# WHAT YOU NEED TO DO:
All of the data below must be repeated exactly.

Data extracted from a collection
-- start --

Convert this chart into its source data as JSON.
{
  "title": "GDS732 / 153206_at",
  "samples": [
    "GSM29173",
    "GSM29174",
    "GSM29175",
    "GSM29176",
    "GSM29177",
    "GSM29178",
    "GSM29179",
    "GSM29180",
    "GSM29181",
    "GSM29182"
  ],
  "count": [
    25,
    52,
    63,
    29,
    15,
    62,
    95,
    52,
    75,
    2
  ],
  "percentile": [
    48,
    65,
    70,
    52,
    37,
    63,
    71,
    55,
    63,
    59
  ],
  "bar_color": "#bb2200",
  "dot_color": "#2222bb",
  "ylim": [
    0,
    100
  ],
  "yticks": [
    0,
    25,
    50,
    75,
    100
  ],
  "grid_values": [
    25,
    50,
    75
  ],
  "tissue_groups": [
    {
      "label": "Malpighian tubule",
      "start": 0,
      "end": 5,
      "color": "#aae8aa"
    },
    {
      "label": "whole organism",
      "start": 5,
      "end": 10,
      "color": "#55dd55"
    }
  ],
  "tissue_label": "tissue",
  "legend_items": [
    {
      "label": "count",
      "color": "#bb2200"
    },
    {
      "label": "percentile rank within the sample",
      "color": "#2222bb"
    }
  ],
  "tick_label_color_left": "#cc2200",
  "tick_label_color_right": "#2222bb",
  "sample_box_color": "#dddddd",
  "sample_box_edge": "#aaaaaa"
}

-- end --

# WRITTEN REPLY:
Convert this chart into its source data as JSON.
{
  "title": "GDS732 / 153206_at",
  "samples": [
    "GSM29173",
    "GSM29174",
    "GSM29175",
    "GSM29176",
    "GSM29177",
    "GSM29178",
    "GSM29179",
    "GSM29180",
    "GSM29181",
    "GSM29182"
  ],
  "count": [
    25,
    52,
    63,
    29,
    15,
    62,
    95,
    52,
    75,
    2
  ],
  "percentile": [
    48,
    65,
    70,
    52,
    37,
    63,
    71,
    55,
    63,
    59
  ],
  "bar_color": "#bb2200",
  "dot_color": "#2222bb",
  "ylim": [
    0,
    100
  ],
  "yticks": [
    0,
    25,
    50,
    75,
    100
  ],
  "grid_values": [
    25,
    50,
    75
  ],
  "tissue_groups": [
    {
      "label": "Malpighian tubule",
      "start": 0,
      "end": 5,
      "color": "#aae8aa"
    },
    {
      "label": "whole organism",
      "start": 5,
      "end": 10,
      "color": "#55dd55"
    }
  ],
  "tissue_label": "tissue",
  "legend_items": [
    {
      "label": "count",
      "color": "#bb2200"
    },
    {
      "label": "percentile rank within the sample",
      "color": "#2222bb"
    }
  ],
  "tick_label_color_left": "#cc2200",
  "tick_label_color_right": "#2222bb",
  "sample_box_color": "#dddddd",
  "sample_box_edge": "#aaaaaa"
}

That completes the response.